> _Collection entries_:
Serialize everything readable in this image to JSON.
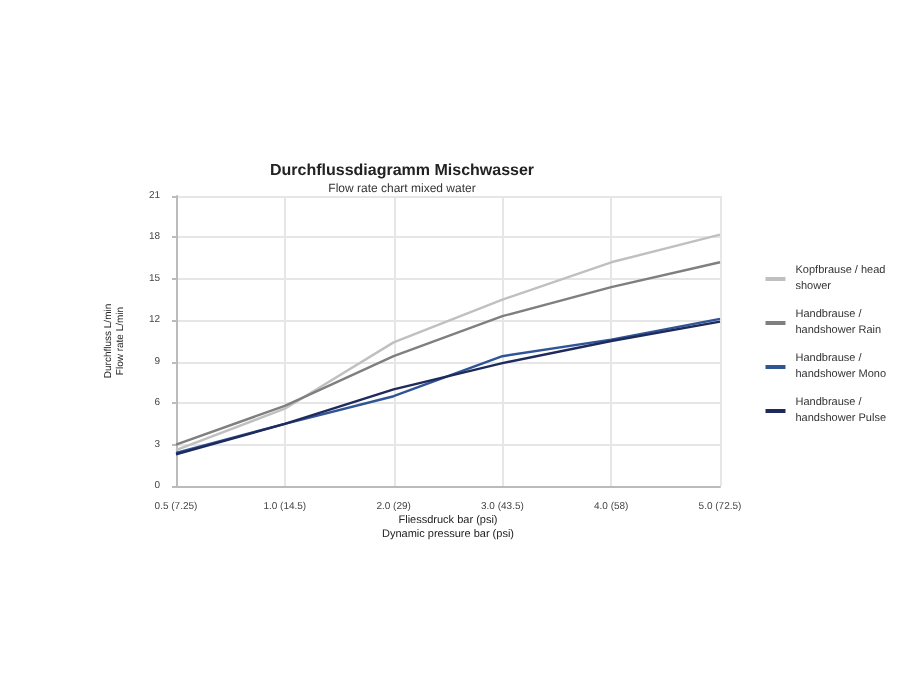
{
  "chart_data": {
    "type": "line",
    "title": "Durchflussdiagramm Mischwasser",
    "subtitle": "Flow rate chart mixed water",
    "xlabel": "Fliessdruck bar (psi)\nDynamic pressure bar (psi)",
    "ylabel": "Durchfluss L/min\nFlow rate L/min",
    "categories": [
      "0.5 (7.25)",
      "1.0 (14.5)",
      "2.0 (29)",
      "3.0 (43.5)",
      "4.0 (58)",
      "5.0 (72.5)"
    ],
    "series": [
      {
        "name": "Kopfbrause / head\nshower",
        "color": "#c0c0c0",
        "values": [
          2.6,
          5.6,
          10.4,
          13.5,
          16.2,
          18.2
        ]
      },
      {
        "name": "Handbrause /\nhandshower Rain",
        "color": "#7f7f7f",
        "values": [
          3.0,
          5.8,
          9.4,
          12.3,
          14.4,
          16.2
        ]
      },
      {
        "name": "Handbrause /\nhandshower Mono",
        "color": "#2f5597",
        "values": [
          2.4,
          4.5,
          6.5,
          9.4,
          10.6,
          12.1
        ]
      },
      {
        "name": "Handbrause /\nhandshower Pulse",
        "color": "#1f2a5c",
        "values": [
          2.3,
          4.5,
          7.0,
          8.9,
          10.5,
          11.9
        ]
      }
    ],
    "ylim": [
      0,
      21
    ],
    "yticks": [
      0,
      3,
      6,
      9,
      12,
      15,
      18,
      21
    ],
    "grid": true,
    "legend": "right",
    "marker": "none",
    "line_style": "solid"
  }
}
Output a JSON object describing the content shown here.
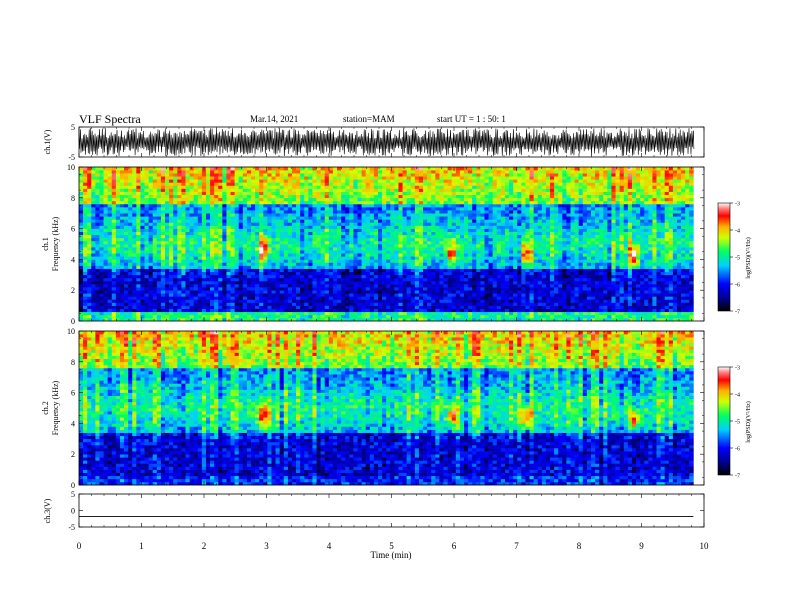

> _EXERCISE INSTRUCTIONS_:
Lines from the records above that hold "JSON" are the ones to list.

> _ANSWER TO THIS TASK_:
Serialize everything readable in this image to JSON.
Output a JSON object describing the content shown here.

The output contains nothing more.